Task to complete » In the listing below, locate the lines that hold the string "value". Copy those lines.

Dataset excerpts »

========================

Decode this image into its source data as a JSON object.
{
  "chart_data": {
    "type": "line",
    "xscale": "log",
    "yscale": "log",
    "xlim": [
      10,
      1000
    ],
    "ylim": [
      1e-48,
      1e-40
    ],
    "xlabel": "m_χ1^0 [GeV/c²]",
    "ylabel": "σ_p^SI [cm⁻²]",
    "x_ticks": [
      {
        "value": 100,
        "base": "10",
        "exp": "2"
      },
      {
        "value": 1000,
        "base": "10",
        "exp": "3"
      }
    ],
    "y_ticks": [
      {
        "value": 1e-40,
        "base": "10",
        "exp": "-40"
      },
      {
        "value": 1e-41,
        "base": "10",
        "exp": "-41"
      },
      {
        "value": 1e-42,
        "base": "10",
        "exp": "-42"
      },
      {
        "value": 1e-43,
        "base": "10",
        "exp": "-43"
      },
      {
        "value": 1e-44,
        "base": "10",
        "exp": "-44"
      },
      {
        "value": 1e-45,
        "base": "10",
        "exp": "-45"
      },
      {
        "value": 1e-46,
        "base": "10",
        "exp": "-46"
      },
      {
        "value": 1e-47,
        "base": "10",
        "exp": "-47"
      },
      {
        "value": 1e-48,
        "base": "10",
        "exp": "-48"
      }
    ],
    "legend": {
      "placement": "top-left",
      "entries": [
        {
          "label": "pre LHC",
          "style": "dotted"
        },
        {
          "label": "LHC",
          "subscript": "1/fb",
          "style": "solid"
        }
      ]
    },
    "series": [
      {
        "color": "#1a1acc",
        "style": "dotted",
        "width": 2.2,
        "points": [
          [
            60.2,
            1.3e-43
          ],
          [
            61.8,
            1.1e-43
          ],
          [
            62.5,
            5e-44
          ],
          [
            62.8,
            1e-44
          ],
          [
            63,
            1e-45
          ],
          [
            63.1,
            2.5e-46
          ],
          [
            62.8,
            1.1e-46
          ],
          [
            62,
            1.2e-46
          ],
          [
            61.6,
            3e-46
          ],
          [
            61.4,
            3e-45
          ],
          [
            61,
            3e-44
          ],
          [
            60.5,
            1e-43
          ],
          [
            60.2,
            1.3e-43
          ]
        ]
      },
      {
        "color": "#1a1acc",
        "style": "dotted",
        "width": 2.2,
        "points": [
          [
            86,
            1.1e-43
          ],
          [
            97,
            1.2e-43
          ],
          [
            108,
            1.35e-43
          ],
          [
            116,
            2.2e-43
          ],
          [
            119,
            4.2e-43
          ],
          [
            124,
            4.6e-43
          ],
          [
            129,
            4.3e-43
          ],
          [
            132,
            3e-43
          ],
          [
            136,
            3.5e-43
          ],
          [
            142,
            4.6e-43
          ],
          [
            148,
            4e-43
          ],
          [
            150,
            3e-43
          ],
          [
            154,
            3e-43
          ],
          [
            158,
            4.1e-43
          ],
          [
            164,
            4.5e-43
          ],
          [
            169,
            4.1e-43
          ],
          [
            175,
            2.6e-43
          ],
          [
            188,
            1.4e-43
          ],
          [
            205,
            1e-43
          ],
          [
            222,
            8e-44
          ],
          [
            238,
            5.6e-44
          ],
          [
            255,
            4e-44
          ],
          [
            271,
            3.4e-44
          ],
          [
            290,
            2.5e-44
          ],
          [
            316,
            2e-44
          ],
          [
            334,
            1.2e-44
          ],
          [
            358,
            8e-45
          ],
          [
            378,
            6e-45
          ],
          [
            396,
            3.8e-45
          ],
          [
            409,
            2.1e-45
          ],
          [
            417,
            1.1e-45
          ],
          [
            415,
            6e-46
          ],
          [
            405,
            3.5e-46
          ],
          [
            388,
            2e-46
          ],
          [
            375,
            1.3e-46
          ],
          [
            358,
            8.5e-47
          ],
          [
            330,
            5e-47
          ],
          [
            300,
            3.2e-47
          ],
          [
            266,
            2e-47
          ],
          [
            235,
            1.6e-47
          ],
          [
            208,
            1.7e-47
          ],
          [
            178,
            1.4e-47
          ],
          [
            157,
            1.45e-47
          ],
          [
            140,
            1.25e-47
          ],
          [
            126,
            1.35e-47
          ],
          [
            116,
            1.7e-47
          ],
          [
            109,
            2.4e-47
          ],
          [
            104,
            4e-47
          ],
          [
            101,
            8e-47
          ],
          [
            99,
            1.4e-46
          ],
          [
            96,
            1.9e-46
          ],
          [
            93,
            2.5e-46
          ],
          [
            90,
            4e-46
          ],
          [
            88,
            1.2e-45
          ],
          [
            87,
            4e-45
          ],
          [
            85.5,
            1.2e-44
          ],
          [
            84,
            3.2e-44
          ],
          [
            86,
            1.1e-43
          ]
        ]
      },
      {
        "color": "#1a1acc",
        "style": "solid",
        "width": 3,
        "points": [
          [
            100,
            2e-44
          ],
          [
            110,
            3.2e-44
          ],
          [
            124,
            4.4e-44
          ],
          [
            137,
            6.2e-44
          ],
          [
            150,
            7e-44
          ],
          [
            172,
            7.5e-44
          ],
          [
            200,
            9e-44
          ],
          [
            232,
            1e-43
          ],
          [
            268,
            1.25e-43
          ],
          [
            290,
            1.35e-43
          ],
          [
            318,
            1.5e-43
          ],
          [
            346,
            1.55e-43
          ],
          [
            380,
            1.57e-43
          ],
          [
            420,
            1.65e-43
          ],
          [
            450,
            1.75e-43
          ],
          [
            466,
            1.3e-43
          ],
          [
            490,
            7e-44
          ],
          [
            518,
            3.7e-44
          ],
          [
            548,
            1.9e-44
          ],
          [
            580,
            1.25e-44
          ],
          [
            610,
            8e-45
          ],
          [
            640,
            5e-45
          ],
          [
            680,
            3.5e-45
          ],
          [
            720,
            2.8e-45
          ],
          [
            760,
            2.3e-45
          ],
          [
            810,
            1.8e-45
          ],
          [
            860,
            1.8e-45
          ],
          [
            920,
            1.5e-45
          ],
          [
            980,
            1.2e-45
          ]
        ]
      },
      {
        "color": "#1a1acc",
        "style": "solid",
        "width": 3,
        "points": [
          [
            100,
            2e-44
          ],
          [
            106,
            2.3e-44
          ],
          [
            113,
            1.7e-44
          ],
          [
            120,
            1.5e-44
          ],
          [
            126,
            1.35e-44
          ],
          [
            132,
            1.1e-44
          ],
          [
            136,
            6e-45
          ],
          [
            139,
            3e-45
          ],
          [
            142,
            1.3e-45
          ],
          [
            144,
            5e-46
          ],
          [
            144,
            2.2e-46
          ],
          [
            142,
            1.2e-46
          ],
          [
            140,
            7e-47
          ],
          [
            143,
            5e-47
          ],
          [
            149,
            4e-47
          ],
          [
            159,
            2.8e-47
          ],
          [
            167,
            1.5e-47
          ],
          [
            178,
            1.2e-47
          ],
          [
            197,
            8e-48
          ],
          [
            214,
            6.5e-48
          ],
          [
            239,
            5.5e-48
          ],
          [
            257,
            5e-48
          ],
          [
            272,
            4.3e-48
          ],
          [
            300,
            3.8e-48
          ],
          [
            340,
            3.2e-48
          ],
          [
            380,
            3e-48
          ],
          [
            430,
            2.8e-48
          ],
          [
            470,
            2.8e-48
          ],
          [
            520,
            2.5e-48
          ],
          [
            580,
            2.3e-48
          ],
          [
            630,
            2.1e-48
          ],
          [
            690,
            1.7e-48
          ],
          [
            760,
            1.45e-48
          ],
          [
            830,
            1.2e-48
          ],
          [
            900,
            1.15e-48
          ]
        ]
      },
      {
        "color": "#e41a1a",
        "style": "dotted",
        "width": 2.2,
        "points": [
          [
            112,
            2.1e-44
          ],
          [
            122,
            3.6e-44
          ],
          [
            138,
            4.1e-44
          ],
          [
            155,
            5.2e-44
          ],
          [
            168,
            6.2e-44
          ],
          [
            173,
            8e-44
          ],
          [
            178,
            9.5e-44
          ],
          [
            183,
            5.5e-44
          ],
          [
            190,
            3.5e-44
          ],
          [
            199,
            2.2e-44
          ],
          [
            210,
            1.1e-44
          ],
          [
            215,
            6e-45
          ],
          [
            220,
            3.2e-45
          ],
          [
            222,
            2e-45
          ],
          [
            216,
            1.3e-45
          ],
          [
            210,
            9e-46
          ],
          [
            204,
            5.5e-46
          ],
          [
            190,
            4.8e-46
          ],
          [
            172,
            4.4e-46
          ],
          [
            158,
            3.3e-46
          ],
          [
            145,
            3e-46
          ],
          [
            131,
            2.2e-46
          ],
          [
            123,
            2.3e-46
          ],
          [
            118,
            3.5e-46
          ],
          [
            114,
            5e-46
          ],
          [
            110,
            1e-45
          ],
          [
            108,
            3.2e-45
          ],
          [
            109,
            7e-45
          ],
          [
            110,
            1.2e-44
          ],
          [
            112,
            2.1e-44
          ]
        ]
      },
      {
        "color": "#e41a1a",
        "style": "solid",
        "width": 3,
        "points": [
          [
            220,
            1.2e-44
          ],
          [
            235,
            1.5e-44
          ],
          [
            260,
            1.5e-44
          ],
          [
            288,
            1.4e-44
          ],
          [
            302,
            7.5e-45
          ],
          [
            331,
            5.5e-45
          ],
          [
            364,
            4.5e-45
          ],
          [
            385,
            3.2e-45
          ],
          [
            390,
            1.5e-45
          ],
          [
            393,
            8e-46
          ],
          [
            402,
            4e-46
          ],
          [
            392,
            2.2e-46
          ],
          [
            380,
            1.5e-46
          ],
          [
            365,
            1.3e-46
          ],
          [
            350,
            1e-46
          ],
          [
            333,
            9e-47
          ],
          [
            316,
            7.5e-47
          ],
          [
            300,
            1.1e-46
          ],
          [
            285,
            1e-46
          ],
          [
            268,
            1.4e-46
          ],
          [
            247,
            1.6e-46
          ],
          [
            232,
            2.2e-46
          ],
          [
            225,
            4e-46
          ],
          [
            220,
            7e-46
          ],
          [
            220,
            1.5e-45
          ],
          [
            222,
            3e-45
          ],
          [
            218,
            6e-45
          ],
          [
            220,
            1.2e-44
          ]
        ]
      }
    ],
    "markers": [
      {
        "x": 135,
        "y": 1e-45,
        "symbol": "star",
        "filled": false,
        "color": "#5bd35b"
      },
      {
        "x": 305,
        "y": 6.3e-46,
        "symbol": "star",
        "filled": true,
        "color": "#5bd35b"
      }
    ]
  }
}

========================

Right answer »
        "value": 100,
        "value": 1000,
        "value": 1e-40,
        "value": 1e-41,
        "value": 1e-42,
        "value": 1e-43,
        "value": 1e-44,
        "value": 1e-45,
        "value": 1e-46,
        "value": 1e-47,
        "value": 1e-48,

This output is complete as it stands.